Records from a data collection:
(begin)

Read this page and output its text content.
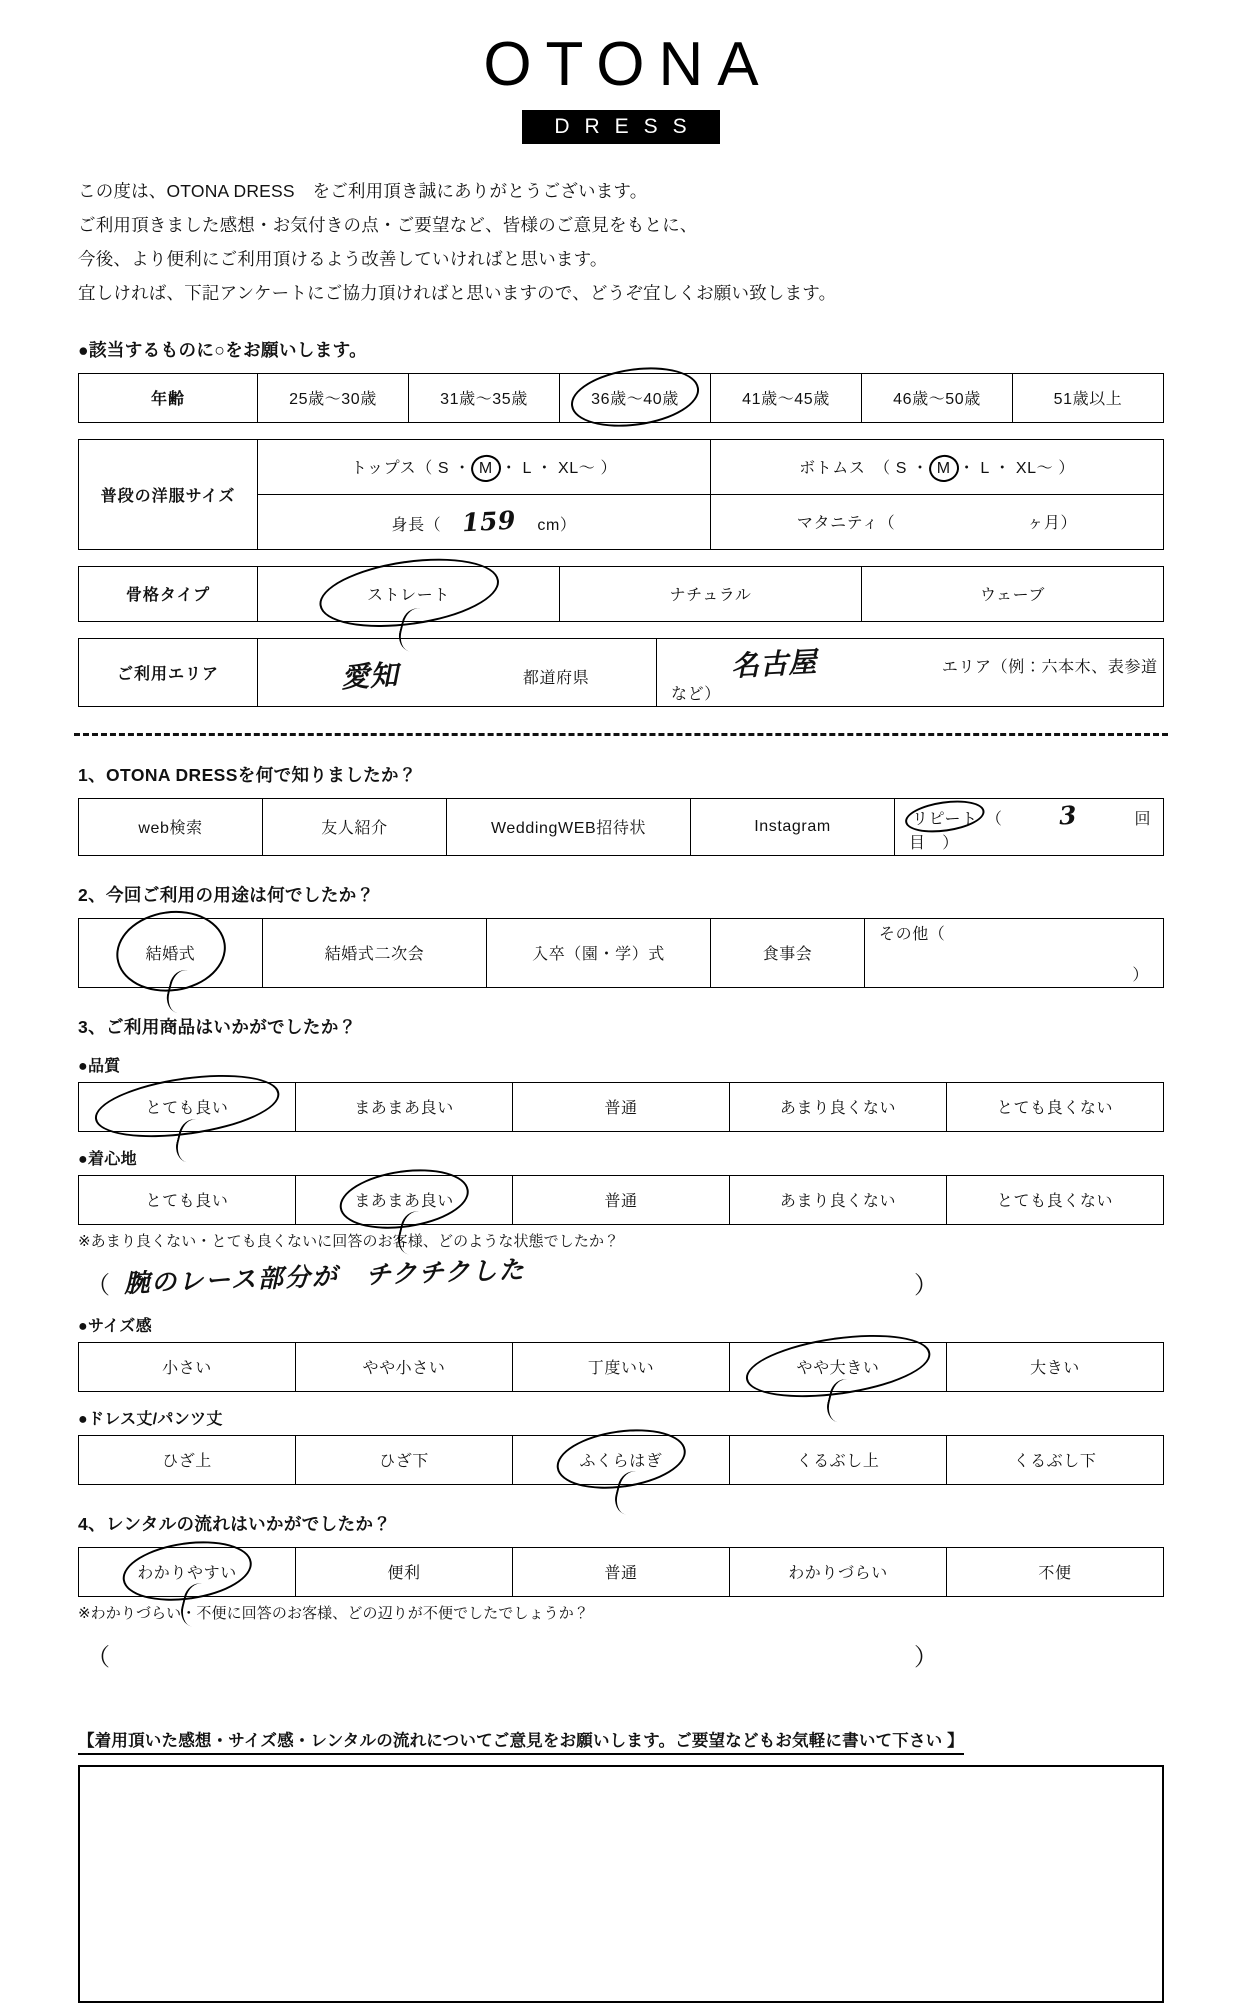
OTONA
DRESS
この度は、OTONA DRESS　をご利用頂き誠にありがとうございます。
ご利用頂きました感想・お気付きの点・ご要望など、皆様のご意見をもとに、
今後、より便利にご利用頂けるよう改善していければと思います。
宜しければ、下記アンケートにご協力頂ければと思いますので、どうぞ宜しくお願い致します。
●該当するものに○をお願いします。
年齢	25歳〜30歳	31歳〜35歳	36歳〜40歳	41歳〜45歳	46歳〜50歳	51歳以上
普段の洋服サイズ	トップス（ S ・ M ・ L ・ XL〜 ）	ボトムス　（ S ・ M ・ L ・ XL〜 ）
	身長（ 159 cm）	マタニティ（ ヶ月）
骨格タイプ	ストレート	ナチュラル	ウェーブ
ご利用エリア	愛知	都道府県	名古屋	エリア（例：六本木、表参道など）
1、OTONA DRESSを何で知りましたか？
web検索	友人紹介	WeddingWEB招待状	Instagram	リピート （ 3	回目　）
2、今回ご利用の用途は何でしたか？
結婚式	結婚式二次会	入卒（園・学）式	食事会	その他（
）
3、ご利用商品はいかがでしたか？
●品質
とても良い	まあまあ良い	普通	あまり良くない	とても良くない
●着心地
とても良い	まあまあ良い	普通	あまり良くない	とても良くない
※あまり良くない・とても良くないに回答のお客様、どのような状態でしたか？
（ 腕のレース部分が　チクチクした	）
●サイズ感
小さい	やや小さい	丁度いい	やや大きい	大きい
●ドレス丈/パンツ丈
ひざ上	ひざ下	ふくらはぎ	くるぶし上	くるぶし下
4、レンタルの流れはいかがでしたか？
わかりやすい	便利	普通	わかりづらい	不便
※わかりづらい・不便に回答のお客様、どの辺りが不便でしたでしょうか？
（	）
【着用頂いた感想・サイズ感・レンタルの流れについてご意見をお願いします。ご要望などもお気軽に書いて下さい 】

(end)

Exercise details:
Each line containing the word "OTONA" counts once; say how many such lines there are, giving only the number.

Result for this task:
3